— EXERCISE —
Would you transcribe the listing that follows, character for character, and omit its images?

— EXTRACTED MATERIAL —
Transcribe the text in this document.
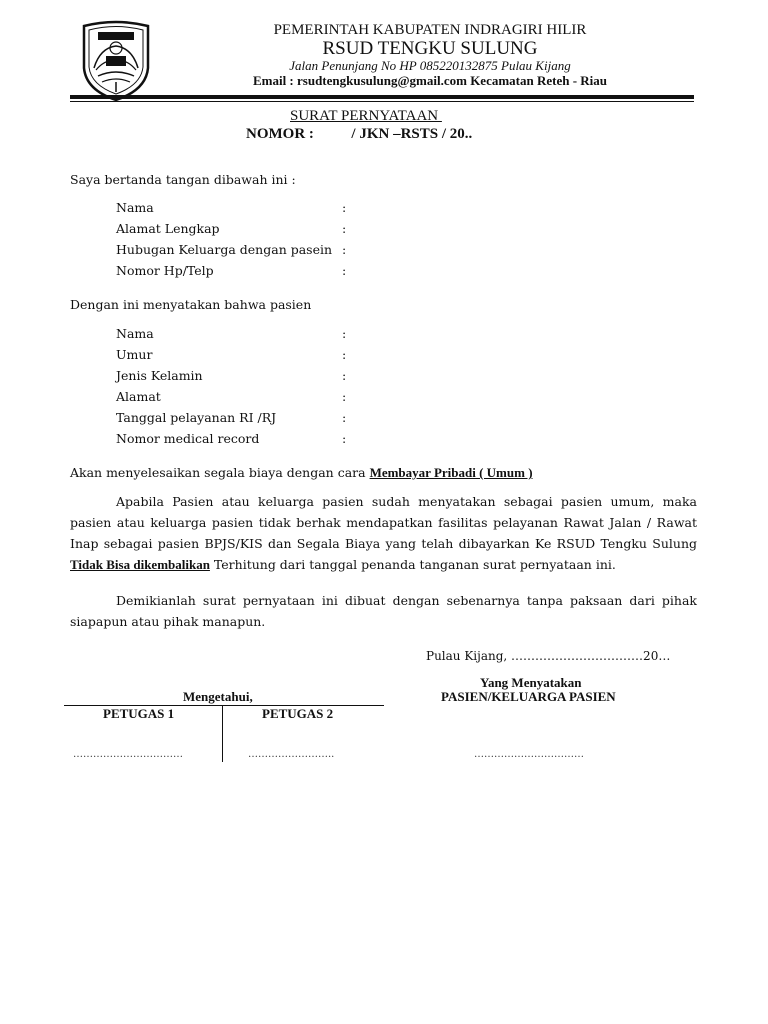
PEMERINTAH KABUPATEN INDRAGIRI HILIR
RSUD TENGKU SULUNG
Jalan Penunjang No HP 085220132875 Pulau Kijang
Email : rsudtengkusulung@gmail.com Kecamatan Reteh - Riau
SURAT PERNYATAAN
NOMOR :          / JKN –RSTS / 20..
Saya bertanda tangan dibawah ini :
Nama	:
Alamat Lengkap	:
Hubugan Keluarga dengan pasein :
Nomor Hp/Telp	:
Dengan ini menyatakan bahwa pasien
Nama	:
Umur	:
Jenis Kelamin	:
Alamat	:
Tanggal pelayanan RI /RJ	:
Nomor medical record	:
Akan menyelesaikan segala biaya dengan cara Membayar Pribadi ( Umum )
Apabila Pasien atau keluarga pasien sudah menyatakan sebagai pasien umum, maka pasien atau keluarga pasien tidak berhak mendapatkan fasilitas pelayanan Rawat Jalan / Rawat Inap sebagai pasien BPJS/KIS dan Segala Biaya yang telah dibayarkan Ke RSUD Tengku Sulung Tidak Bisa dikembalikan Terhitung dari tanggal penanda tanganan surat pernyataan ini.
Demikianlah surat pernyataan ini dibuat dengan sebenarnya tanpa paksaan dari pihak siapapun atau pihak manapun.
Pulau Kijang, ……………………………20…
Yang Menyatakan
PASIEN/KELUARGA PASIEN
Mengetahui,
PETUGAS 1	PETUGAS 2
……………………………	……………………..	……………………………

— COMPLETED TASK —
Transcribe the text in this document.
PEMERINTAH KABUPATEN INDRAGIRI HILIR
RSUD TENGKU SULUNG
Jalan Penunjang No HP 085220132875 Pulau Kijang
Email : rsudtengkusulung@gmail.com Kecamatan Reteh - Riau
SURAT PERNYATAAN
NOMOR :          / JKN –RSTS / 20..
Saya bertanda tangan dibawah ini :
Nama	:
Alamat Lengkap	:
Hubugan Keluarga dengan pasein :
Nomor Hp/Telp	:
Dengan ini menyatakan bahwa pasien
Nama	:
Umur	:
Jenis Kelamin	:
Alamat	:
Tanggal pelayanan RI /RJ	:
Nomor medical record	:
Akan menyelesaikan segala biaya dengan cara Membayar Pribadi ( Umum )
Apabila Pasien atau keluarga pasien sudah menyatakan sebagai pasien umum, maka pasien atau keluarga pasien tidak berhak mendapatkan fasilitas pelayanan Rawat Jalan / Rawat Inap sebagai pasien BPJS/KIS dan Segala Biaya yang telah dibayarkan Ke RSUD Tengku Sulung Tidak Bisa dikembalikan Terhitung dari tanggal penanda tanganan surat pernyataan ini.
Demikianlah surat pernyataan ini dibuat dengan sebenarnya tanpa paksaan dari pihak siapapun atau pihak manapun.
Pulau Kijang, ……………………………20…
Yang Menyatakan
PASIEN/KELUARGA PASIEN
Mengetahui,
PETUGAS 1	PETUGAS 2
……………………………	……………………..	……………………………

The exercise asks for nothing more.